§ **Records for the exercise**:
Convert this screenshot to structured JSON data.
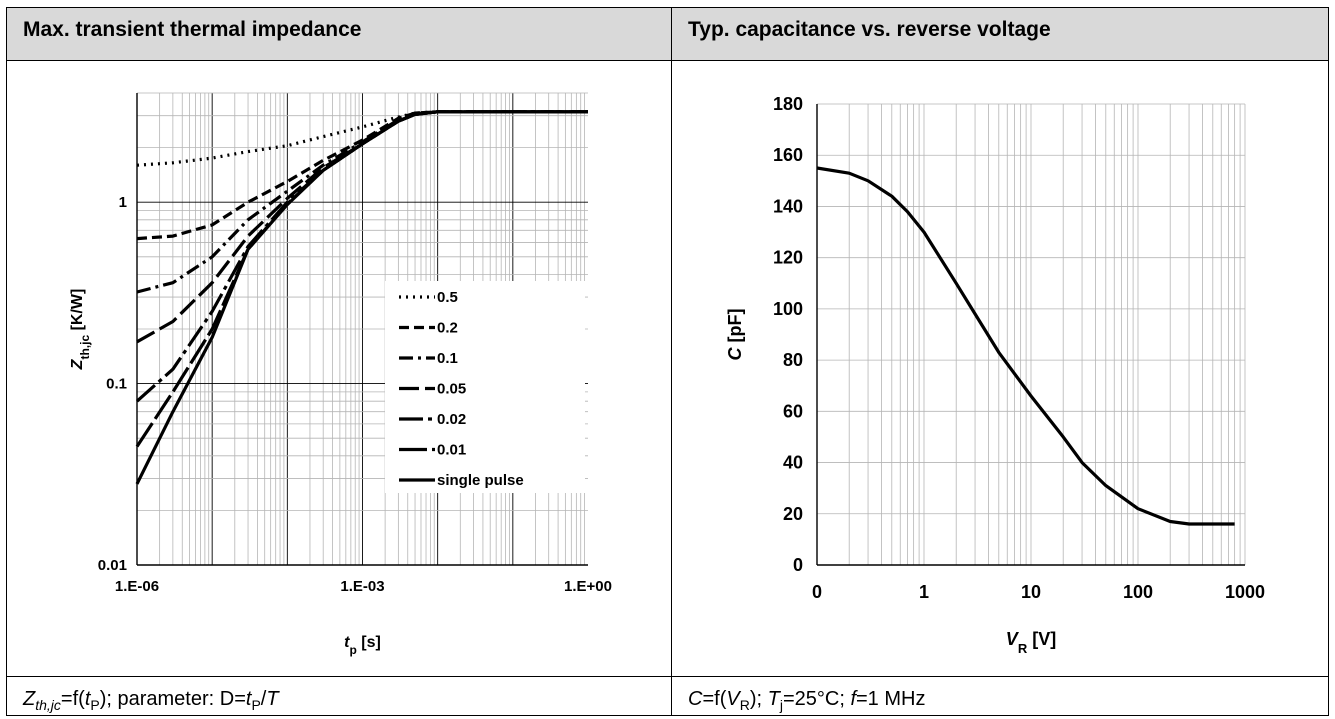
{
  "panels": [
    {
      "header": "Max. transient thermal impedance",
      "footer_parts": [
        {
          "t": "Z",
          "i": true
        },
        {
          "t": "th,jc",
          "i": true,
          "sub": true
        },
        {
          "t": "=f("
        },
        {
          "t": "t",
          "i": true
        },
        {
          "t": "P",
          "sub": true
        },
        {
          "t": "); parameter: D="
        },
        {
          "t": "t",
          "i": true
        },
        {
          "t": "P",
          "sub": true
        },
        {
          "t": "/"
        },
        {
          "t": "T",
          "i": true
        }
      ]
    },
    {
      "header": "Typ. capacitance vs. reverse voltage",
      "footer_parts": [
        {
          "t": "C",
          "i": true
        },
        {
          "t": "=f("
        },
        {
          "t": "V",
          "i": true
        },
        {
          "t": "R",
          "sub": true
        },
        {
          "t": "); "
        },
        {
          "t": "T",
          "i": true
        },
        {
          "t": "j",
          "sub": true
        },
        {
          "t": "=25°C; "
        },
        {
          "t": "f",
          "i": true
        },
        {
          "t": "=1 MHz"
        }
      ]
    }
  ],
  "chart_data": [
    {
      "type": "line",
      "x_scale": "log",
      "y_scale": "log",
      "xlim": [
        1e-06,
        1
      ],
      "ylim": [
        0.01,
        4
      ],
      "x_ticks": [
        {
          "v": 1e-06,
          "label": "1.E-06"
        },
        {
          "v": 0.001,
          "label": "1.E-03"
        },
        {
          "v": 1,
          "label": "1.E+00"
        }
      ],
      "y_ticks": [
        {
          "v": 0.01,
          "label": "0.01"
        },
        {
          "v": 0.1,
          "label": "0.1"
        },
        {
          "v": 1,
          "label": "1"
        }
      ],
      "xlabel_parts": [
        {
          "t": "t",
          "i": true
        },
        {
          "t": "p",
          "sub": true
        },
        {
          "t": " [s]"
        }
      ],
      "ylabel_parts": [
        {
          "t": "Z",
          "i": true
        },
        {
          "t": "th,jc",
          "sub": true
        },
        {
          "t": " [K/W]"
        }
      ],
      "grid": true,
      "legend_position": "center-right",
      "series": [
        {
          "name": "0.5",
          "dash": "2,5",
          "x": [
            1e-06,
            3e-06,
            1e-05,
            3e-05,
            0.0001,
            0.0003,
            0.001,
            0.003,
            0.005,
            0.01,
            1
          ],
          "y": [
            1.6,
            1.65,
            1.75,
            1.9,
            2.05,
            2.3,
            2.6,
            2.95,
            3.1,
            3.15,
            3.15
          ]
        },
        {
          "name": "0.2",
          "dash": "10,5",
          "x": [
            1e-06,
            3e-06,
            1e-05,
            3e-05,
            0.0001,
            0.0003,
            0.001,
            0.003,
            0.005,
            0.01,
            1
          ],
          "y": [
            0.63,
            0.65,
            0.75,
            1.0,
            1.3,
            1.7,
            2.2,
            2.9,
            3.1,
            3.15,
            3.15
          ]
        },
        {
          "name": "0.1",
          "dash": "14,5,3,5",
          "x": [
            1e-06,
            3e-06,
            1e-05,
            3e-05,
            0.0001,
            0.0003,
            0.001,
            0.003,
            0.005,
            0.01,
            1
          ],
          "y": [
            0.32,
            0.36,
            0.5,
            0.8,
            1.15,
            1.6,
            2.15,
            2.85,
            3.1,
            3.15,
            3.15
          ]
        },
        {
          "name": "0.05",
          "dash": "20,6",
          "x": [
            1e-06,
            3e-06,
            1e-05,
            3e-05,
            0.0001,
            0.0003,
            0.001,
            0.003,
            0.005,
            0.01,
            1
          ],
          "y": [
            0.17,
            0.22,
            0.36,
            0.65,
            1.05,
            1.55,
            2.1,
            2.8,
            3.05,
            3.15,
            3.15
          ]
        },
        {
          "name": "0.02",
          "dash": "24,5,4,5",
          "x": [
            1e-06,
            3e-06,
            1e-05,
            3e-05,
            0.0001,
            0.0003,
            0.001,
            0.003,
            0.005,
            0.01,
            1
          ],
          "y": [
            0.08,
            0.12,
            0.25,
            0.57,
            1.0,
            1.5,
            2.1,
            2.8,
            3.05,
            3.15,
            3.15
          ]
        },
        {
          "name": "0.01",
          "dash": "28,5",
          "x": [
            1e-06,
            3e-06,
            1e-05,
            3e-05,
            0.0001,
            0.0003,
            0.001,
            0.003,
            0.005,
            0.01,
            1
          ],
          "y": [
            0.045,
            0.09,
            0.2,
            0.55,
            0.98,
            1.5,
            2.1,
            2.8,
            3.05,
            3.15,
            3.15
          ]
        },
        {
          "name": "single pulse",
          "dash": "",
          "x": [
            1e-06,
            3e-06,
            1e-05,
            3e-05,
            0.0001,
            0.0003,
            0.001,
            0.003,
            0.005,
            0.01,
            1
          ],
          "y": [
            0.028,
            0.07,
            0.18,
            0.55,
            0.97,
            1.5,
            2.1,
            2.8,
            3.05,
            3.15,
            3.15
          ]
        }
      ]
    },
    {
      "type": "line",
      "x_scale": "log",
      "y_scale": "linear",
      "xlim": [
        0.1,
        1000
      ],
      "ylim": [
        0,
        180
      ],
      "x_ticks": [
        {
          "v": 0.1,
          "label": "0"
        },
        {
          "v": 1,
          "label": "1"
        },
        {
          "v": 10,
          "label": "10"
        },
        {
          "v": 100,
          "label": "100"
        },
        {
          "v": 1000,
          "label": "1000"
        }
      ],
      "y_ticks": [
        {
          "v": 0,
          "label": "0"
        },
        {
          "v": 20,
          "label": "20"
        },
        {
          "v": 40,
          "label": "40"
        },
        {
          "v": 60,
          "label": "60"
        },
        {
          "v": 80,
          "label": "80"
        },
        {
          "v": 100,
          "label": "100"
        },
        {
          "v": 120,
          "label": "120"
        },
        {
          "v": 140,
          "label": "140"
        },
        {
          "v": 160,
          "label": "160"
        },
        {
          "v": 180,
          "label": "180"
        }
      ],
      "xlabel_parts": [
        {
          "t": "V",
          "i": true
        },
        {
          "t": "R",
          "sub": true
        },
        {
          "t": " [V]"
        }
      ],
      "ylabel_parts": [
        {
          "t": "C",
          "i": true
        },
        {
          "t": " [pF]"
        }
      ],
      "grid": true,
      "series": [
        {
          "x": [
            0.1,
            0.2,
            0.3,
            0.5,
            0.7,
            1,
            2,
            3,
            5,
            10,
            20,
            30,
            50,
            100,
            200,
            300,
            500,
            800
          ],
          "y": [
            155,
            153,
            150,
            144,
            138,
            130,
            110,
            98,
            83,
            66,
            50,
            40,
            31,
            22,
            17,
            16,
            16,
            16
          ]
        }
      ]
    }
  ]
}
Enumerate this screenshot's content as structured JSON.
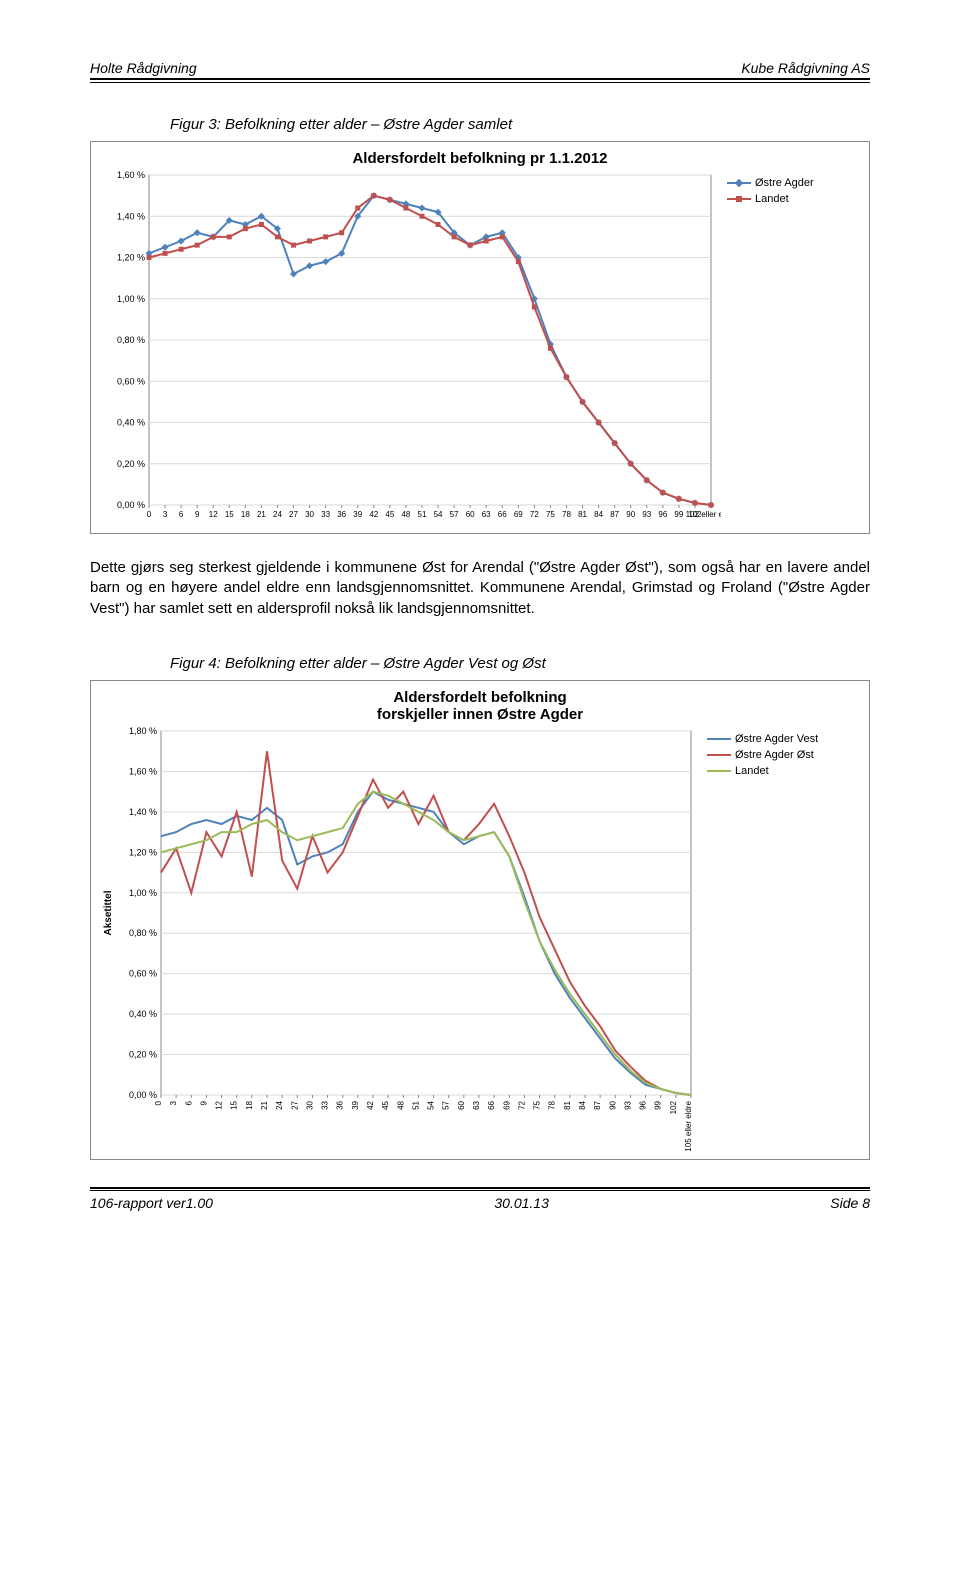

§ **Goal of the exercise**:
Drop the pictures and reproduce the rest of the entries above exactly.

§ **Task solution**:
Convert this screenshot to structured JSON data.
{
  "panels": [
    {
      "header": "Max. transient thermal impedance",
      "footer_parts": [
        {
          "t": "Z",
          "i": true
        },
        {
          "t": "th,jc",
          "i": true,
          "sub": true
        },
        {
          "t": "=f("
        },
        {
          "t": "t",
          "i": true
        },
        {
          "t": "P",
          "sub": true
        },
        {
          "t": "); parameter: D="
        },
        {
          "t": "t",
          "i": true
        },
        {
          "t": "P",
          "sub": true
        },
        {
          "t": "/"
        },
        {
          "t": "T",
          "i": true
        }
      ]
    },
    {
      "header": "Typ. capacitance vs. reverse voltage",
      "footer_parts": [
        {
          "t": "C",
          "i": true
        },
        {
          "t": "=f("
        },
        {
          "t": "V",
          "i": true
        },
        {
          "t": "R",
          "sub": true
        },
        {
          "t": "); "
        },
        {
          "t": "T",
          "i": true
        },
        {
          "t": "j",
          "sub": true
        },
        {
          "t": "=25°C; "
        },
        {
          "t": "f",
          "i": true
        },
        {
          "t": "=1 MHz"
        }
      ]
    }
  ],
  "chart_data": [
    {
      "type": "line",
      "x_scale": "log",
      "y_scale": "log",
      "xlim": [
        1e-06,
        1
      ],
      "ylim": [
        0.01,
        4
      ],
      "x_ticks": [
        {
          "v": 1e-06,
          "label": "1.E-06"
        },
        {
          "v": 0.001,
          "label": "1.E-03"
        },
        {
          "v": 1,
          "label": "1.E+00"
        }
      ],
      "y_ticks": [
        {
          "v": 0.01,
          "label": "0.01"
        },
        {
          "v": 0.1,
          "label": "0.1"
        },
        {
          "v": 1,
          "label": "1"
        }
      ],
      "xlabel_parts": [
        {
          "t": "t",
          "i": true
        },
        {
          "t": "p",
          "sub": true
        },
        {
          "t": " [s]"
        }
      ],
      "ylabel_parts": [
        {
          "t": "Z",
          "i": true
        },
        {
          "t": "th,jc",
          "sub": true
        },
        {
          "t": " [K/W]"
        }
      ],
      "grid": true,
      "legend_position": "center-right",
      "series": [
        {
          "name": "0.5",
          "dash": "2,5",
          "x": [
            1e-06,
            3e-06,
            1e-05,
            3e-05,
            0.0001,
            0.0003,
            0.001,
            0.003,
            0.005,
            0.01,
            1
          ],
          "y": [
            1.6,
            1.65,
            1.75,
            1.9,
            2.05,
            2.3,
            2.6,
            2.95,
            3.1,
            3.15,
            3.15
          ]
        },
        {
          "name": "0.2",
          "dash": "10,5",
          "x": [
            1e-06,
            3e-06,
            1e-05,
            3e-05,
            0.0001,
            0.0003,
            0.001,
            0.003,
            0.005,
            0.01,
            1
          ],
          "y": [
            0.63,
            0.65,
            0.75,
            1.0,
            1.3,
            1.7,
            2.2,
            2.9,
            3.1,
            3.15,
            3.15
          ]
        },
        {
          "name": "0.1",
          "dash": "14,5,3,5",
          "x": [
            1e-06,
            3e-06,
            1e-05,
            3e-05,
            0.0001,
            0.0003,
            0.001,
            0.003,
            0.005,
            0.01,
            1
          ],
          "y": [
            0.32,
            0.36,
            0.5,
            0.8,
            1.15,
            1.6,
            2.15,
            2.85,
            3.1,
            3.15,
            3.15
          ]
        },
        {
          "name": "0.05",
          "dash": "20,6",
          "x": [
            1e-06,
            3e-06,
            1e-05,
            3e-05,
            0.0001,
            0.0003,
            0.001,
            0.003,
            0.005,
            0.01,
            1
          ],
          "y": [
            0.17,
            0.22,
            0.36,
            0.65,
            1.05,
            1.55,
            2.1,
            2.8,
            3.05,
            3.15,
            3.15
          ]
        },
        {
          "name": "0.02",
          "dash": "24,5,4,5",
          "x": [
            1e-06,
            3e-06,
            1e-05,
            3e-05,
            0.0001,
            0.0003,
            0.001,
            0.003,
            0.005,
            0.01,
            1
          ],
          "y": [
            0.08,
            0.12,
            0.25,
            0.57,
            1.0,
            1.5,
            2.1,
            2.8,
            3.05,
            3.15,
            3.15
          ]
        },
        {
          "name": "0.01",
          "dash": "28,5",
          "x": [
            1e-06,
            3e-06,
            1e-05,
            3e-05,
            0.0001,
            0.0003,
            0.001,
            0.003,
            0.005,
            0.01,
            1
          ],
          "y": [
            0.045,
            0.09,
            0.2,
            0.55,
            0.98,
            1.5,
            2.1,
            2.8,
            3.05,
            3.15,
            3.15
          ]
        },
        {
          "name": "single pulse",
          "dash": "",
          "x": [
            1e-06,
            3e-06,
            1e-05,
            3e-05,
            0.0001,
            0.0003,
            0.001,
            0.003,
            0.005,
            0.01,
            1
          ],
          "y": [
            0.028,
            0.07,
            0.18,
            0.55,
            0.97,
            1.5,
            2.1,
            2.8,
            3.05,
            3.15,
            3.15
          ]
        }
      ]
    },
    {
      "type": "line",
      "x_scale": "log",
      "y_scale": "linear",
      "xlim": [
        0.1,
        1000
      ],
      "ylim": [
        0,
        180
      ],
      "x_ticks": [
        {
          "v": 0.1,
          "label": "0"
        },
        {
          "v": 1,
          "label": "1"
        },
        {
          "v": 10,
          "label": "10"
        },
        {
          "v": 100,
          "label": "100"
        },
        {
          "v": 1000,
          "label": "1000"
        }
      ],
      "y_ticks": [
        {
          "v": 0,
          "label": "0"
        },
        {
          "v": 20,
          "label": "20"
        },
        {
          "v": 40,
          "label": "40"
        },
        {
          "v": 60,
          "label": "60"
        },
        {
          "v": 80,
          "label": "80"
        },
        {
          "v": 100,
          "label": "100"
        },
        {
          "v": 120,
          "label": "120"
        },
        {
          "v": 140,
          "label": "140"
        },
        {
          "v": 160,
          "label": "160"
        },
        {
          "v": 180,
          "label": "180"
        }
      ],
      "xlabel_parts": [
        {
          "t": "V",
          "i": true
        },
        {
          "t": "R",
          "sub": true
        },
        {
          "t": " [V]"
        }
      ],
      "ylabel_parts": [
        {
          "t": "C",
          "i": true
        },
        {
          "t": " [pF]"
        }
      ],
      "grid": true,
      "series": [
        {
          "x": [
            0.1,
            0.2,
            0.3,
            0.5,
            0.7,
            1,
            2,
            3,
            5,
            10,
            20,
            30,
            50,
            100,
            200,
            300,
            500,
            800
          ],
          "y": [
            155,
            153,
            150,
            144,
            138,
            130,
            110,
            98,
            83,
            66,
            50,
            40,
            31,
            22,
            17,
            16,
            16,
            16
          ]
        }
      ]
    }
  ]
}
Enumerate this screenshot's content as structured JSON.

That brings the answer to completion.